**Problem to solve**
Find each line containing the string "What" and return it.

Stored items

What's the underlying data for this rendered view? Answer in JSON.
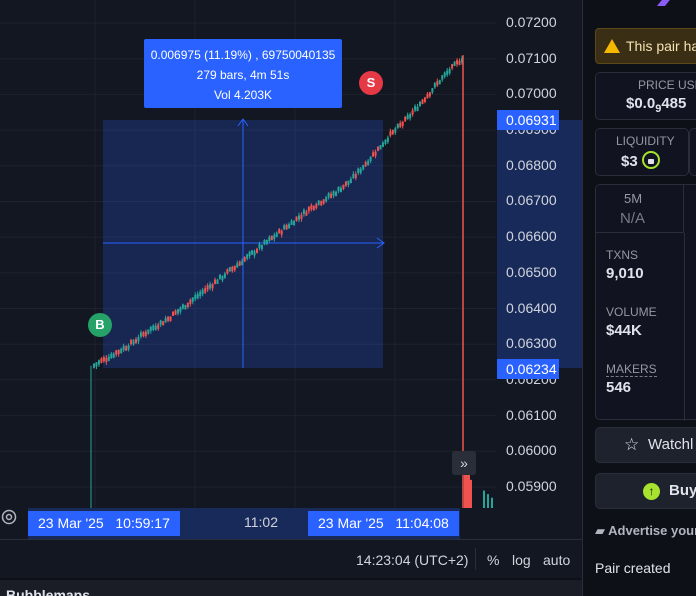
{
  "chart": {
    "price_ticks": [
      "0.07200",
      "0.07100",
      "0.07000",
      "0.06900",
      "0.06800",
      "0.06700",
      "0.06600",
      "0.06500",
      "0.06400",
      "0.06300",
      "0.06200",
      "0.06100",
      "0.06000",
      "0.05900"
    ],
    "range_high_tag": "0.06931",
    "range_low_tag": "0.06234",
    "tooltip": {
      "line1": "0.006975 (11.19%) , 69750040135",
      "line2": "279 bars, 4m 51s",
      "line3": "Vol 4.203K"
    },
    "buy_marker": "B",
    "sell_marker": "S",
    "time_start_tag": "23 Mar '25   10:59:17",
    "time_mid_label": "11:02",
    "time_end_tag": "23 Mar '25   11:04:08",
    "scroll_button": "»",
    "colors": {
      "accent": "#2962ff",
      "up": "#26a69a",
      "down": "#ef5350"
    }
  },
  "chart_data": {
    "type": "candlestick",
    "ylim": [
      0.0585,
      0.0725
    ],
    "x_range_labels": [
      "10:59:17",
      "11:02",
      "11:04:08"
    ],
    "measure": {
      "price_change": 0.006975,
      "percent_change": "11.19%",
      "bars": 279,
      "duration": "4m 51s",
      "volume": "4.203K",
      "from_price": 0.06234,
      "to_price": 0.06931
    },
    "trend": [
      [
        0.0,
        0.0624
      ],
      [
        0.05,
        0.0627
      ],
      [
        0.1,
        0.063
      ],
      [
        0.15,
        0.0634
      ],
      [
        0.2,
        0.0637
      ],
      [
        0.25,
        0.0641
      ],
      [
        0.3,
        0.0645
      ],
      [
        0.35,
        0.0649
      ],
      [
        0.4,
        0.0653
      ],
      [
        0.45,
        0.0657
      ],
      [
        0.5,
        0.0661
      ],
      [
        0.55,
        0.0665
      ],
      [
        0.6,
        0.0669
      ],
      [
        0.65,
        0.0672
      ],
      [
        0.7,
        0.0676
      ],
      [
        0.75,
        0.0682
      ],
      [
        0.8,
        0.0688
      ],
      [
        0.85,
        0.0693
      ],
      [
        0.9,
        0.0699
      ],
      [
        0.95,
        0.0705
      ],
      [
        1.0,
        0.071
      ]
    ],
    "final_drop_low": 0.059
  },
  "bottom_bar": {
    "clock": "14:23:04 (UTC+2)",
    "percent_btn": "%",
    "log_btn": "log",
    "auto_btn": "auto"
  },
  "below": {
    "bubblemaps_label": "Bubblemaps"
  },
  "sidebar": {
    "warning_text": "This pair ha",
    "price_label": "PRICE USD",
    "price_value_a": "$0.0",
    "price_value_sub": "9",
    "price_value_b": "485",
    "liquidity_label": "LIQUIDITY",
    "liquidity_value": "$3",
    "tf_label": "5M",
    "tf_value": "N/A",
    "txns_label": "TXNS",
    "txns_value": "9,010",
    "volume_label": "VOLUME",
    "volume_value": "$44K",
    "makers_label": "MAKERS",
    "makers_value": "546",
    "watchlist_label": "Watchl",
    "buy_label": "Buy",
    "advertise_label": "Advertise your",
    "pair_created_label": "Pair created"
  }
}
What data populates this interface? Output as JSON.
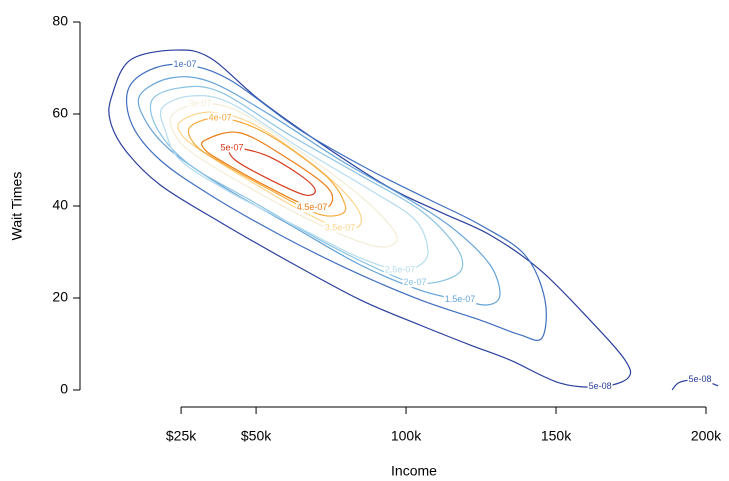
{
  "chart_data": {
    "type": "contour",
    "x_label": "Income",
    "y_label": "Wait Times",
    "xlim": [
      -8.7,
      207
    ],
    "ylim": [
      -3.7,
      83.7
    ],
    "xticks": [
      {
        "value": 25,
        "label": "$25k"
      },
      {
        "value": 50,
        "label": "$50k"
      },
      {
        "value": 100,
        "label": "100k"
      },
      {
        "value": 150,
        "label": "150k"
      },
      {
        "value": 200,
        "label": "200k"
      }
    ],
    "yticks": [
      0,
      20,
      40,
      60,
      80
    ],
    "series": [
      {
        "name": "5e-08",
        "color": "#2a3f9d",
        "x": [
          2,
          8,
          23,
          34.7,
          51.3,
          74.7,
          94.7,
          111.3,
          128,
          144.7,
          161.3,
          173,
          174,
          164.7,
          151.3,
          134.7,
          121.3,
          104.7,
          84.7,
          61.3,
          38,
          18,
          6.3,
          1.3
        ],
        "y": [
          64.1,
          71.7,
          73.9,
          72.2,
          63,
          52.2,
          43.9,
          38.7,
          33.7,
          26.1,
          15.2,
          6.5,
          2.6,
          0.7,
          1.5,
          6.5,
          9.8,
          14.1,
          19.6,
          27.8,
          36.5,
          44.6,
          52.2,
          58.7
        ]
      },
      {
        "name": "1e-07",
        "color": "#3f6fc0",
        "x": [
          7.3,
          14.7,
          26.3,
          41.3,
          64.7,
          88,
          108,
          124.7,
          139.7,
          146.3,
          145.3,
          138,
          124.7,
          104.7,
          81.3,
          58,
          34.7,
          18,
          8.7
        ],
        "y": [
          65.2,
          69.6,
          70.7,
          67.4,
          56.5,
          47.8,
          41.3,
          35.9,
          29.3,
          19.6,
          11.3,
          12,
          15.2,
          19.6,
          26.1,
          33.7,
          42.4,
          50,
          57.6
        ]
      },
      {
        "name": "1.5e-07",
        "color": "#64a3d8",
        "x": [
          11.3,
          21.3,
          34.7,
          54.7,
          78,
          101.3,
          116.3,
          128,
          131.3,
          127.3,
          118,
          104.7,
          84.7,
          61.3,
          38,
          21.3,
          13
        ],
        "y": [
          64.1,
          67.8,
          67,
          59.8,
          50,
          41.3,
          34.8,
          27.2,
          20.7,
          18.5,
          19.6,
          21.7,
          27.2,
          35.9,
          44.6,
          52.2,
          58.7
        ]
      },
      {
        "name": "2e-07",
        "color": "#8ac3e3",
        "x": [
          15.3,
          24.7,
          38,
          61.3,
          84.7,
          104.7,
          116.3,
          118.7,
          113,
          103,
          91.3,
          71.3,
          48,
          28,
          17.3
        ],
        "y": [
          63,
          65.7,
          64.8,
          55.4,
          46.7,
          39.1,
          31.5,
          26.5,
          23.9,
          23.3,
          26.1,
          32.6,
          41.3,
          48.9,
          56.5
        ]
      },
      {
        "name": "2.5e-07",
        "color": "#b5dcee",
        "x": [
          18.7,
          28,
          41.3,
          64.7,
          88,
          103,
          107.3,
          104.7,
          98,
          84.7,
          64.7,
          41.3,
          24.7,
          19.7
        ],
        "y": [
          61.3,
          63.9,
          62.4,
          52.6,
          43.5,
          37,
          30.4,
          27.2,
          26.1,
          28.7,
          35.2,
          43,
          50,
          56.5
        ]
      },
      {
        "name": "3e-07",
        "color": "#f3ecd4",
        "x": [
          22,
          31.3,
          44.7,
          68,
          86.3,
          96.3,
          95.3,
          88,
          71.3,
          48,
          29.7,
          23
        ],
        "y": [
          59.8,
          62.2,
          60.4,
          50.4,
          41.3,
          34.3,
          31.5,
          31.5,
          35.9,
          43.9,
          51.1,
          55.4
        ]
      },
      {
        "name": "3.5e-07",
        "color": "#fdd58c",
        "x": [
          24.7,
          34.7,
          49.7,
          71.3,
          83,
          84.7,
          78,
          64.7,
          44.7,
          31.3,
          25.3
        ],
        "y": [
          58.3,
          60.4,
          57.6,
          47.8,
          40.2,
          35.9,
          35.2,
          39.1,
          46.7,
          52.2,
          55.4
        ]
      },
      {
        "name": "4e-07",
        "color": "#f5a93a",
        "x": [
          28,
          38,
          53,
          73,
          79.7,
          77.3,
          69.7,
          54.7,
          38,
          29.7
        ],
        "y": [
          57.2,
          59.1,
          55.9,
          46.7,
          40.2,
          38,
          38.5,
          43.5,
          49.6,
          53.3
        ]
      },
      {
        "name": "4.5e-07",
        "color": "#ec7c14",
        "x": [
          33,
          44.7,
          61.3,
          74,
          74.7,
          68.7,
          54.7,
          39.7,
          33
        ],
        "y": [
          54.3,
          55.9,
          50,
          43.9,
          40.2,
          39.6,
          43.9,
          49.3,
          52.2
        ]
      },
      {
        "name": "5e-07",
        "color": "#d63a1a",
        "x": [
          42,
          53,
          64.7,
          69.7,
          66.3,
          54.7,
          43
        ],
        "y": [
          52.6,
          51.1,
          46.7,
          43.5,
          42.4,
          45.7,
          50
        ]
      },
      {
        "name": "5e-08",
        "color": "#2a3f9d",
        "x": [
          188.7,
          191.3,
          198,
          204
        ],
        "y": [
          0,
          1.7,
          2.2,
          0.9
        ]
      }
    ]
  }
}
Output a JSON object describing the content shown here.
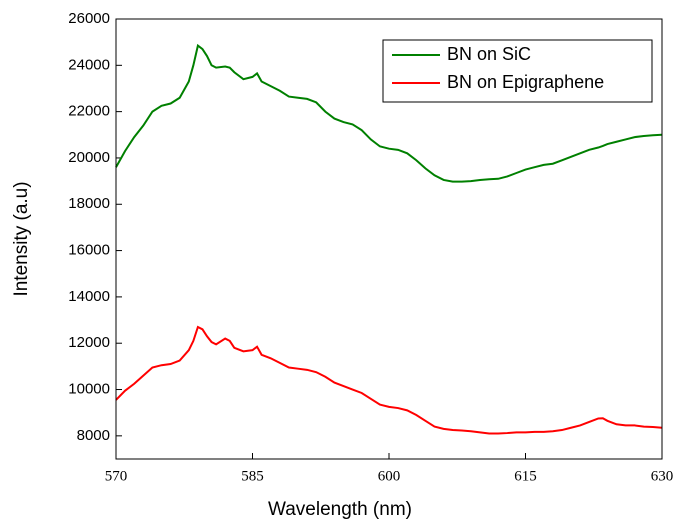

**Response to the task**
What's the underlying data for this rendered view? Answer in JSON.
What data populates this interface? Output as JSON.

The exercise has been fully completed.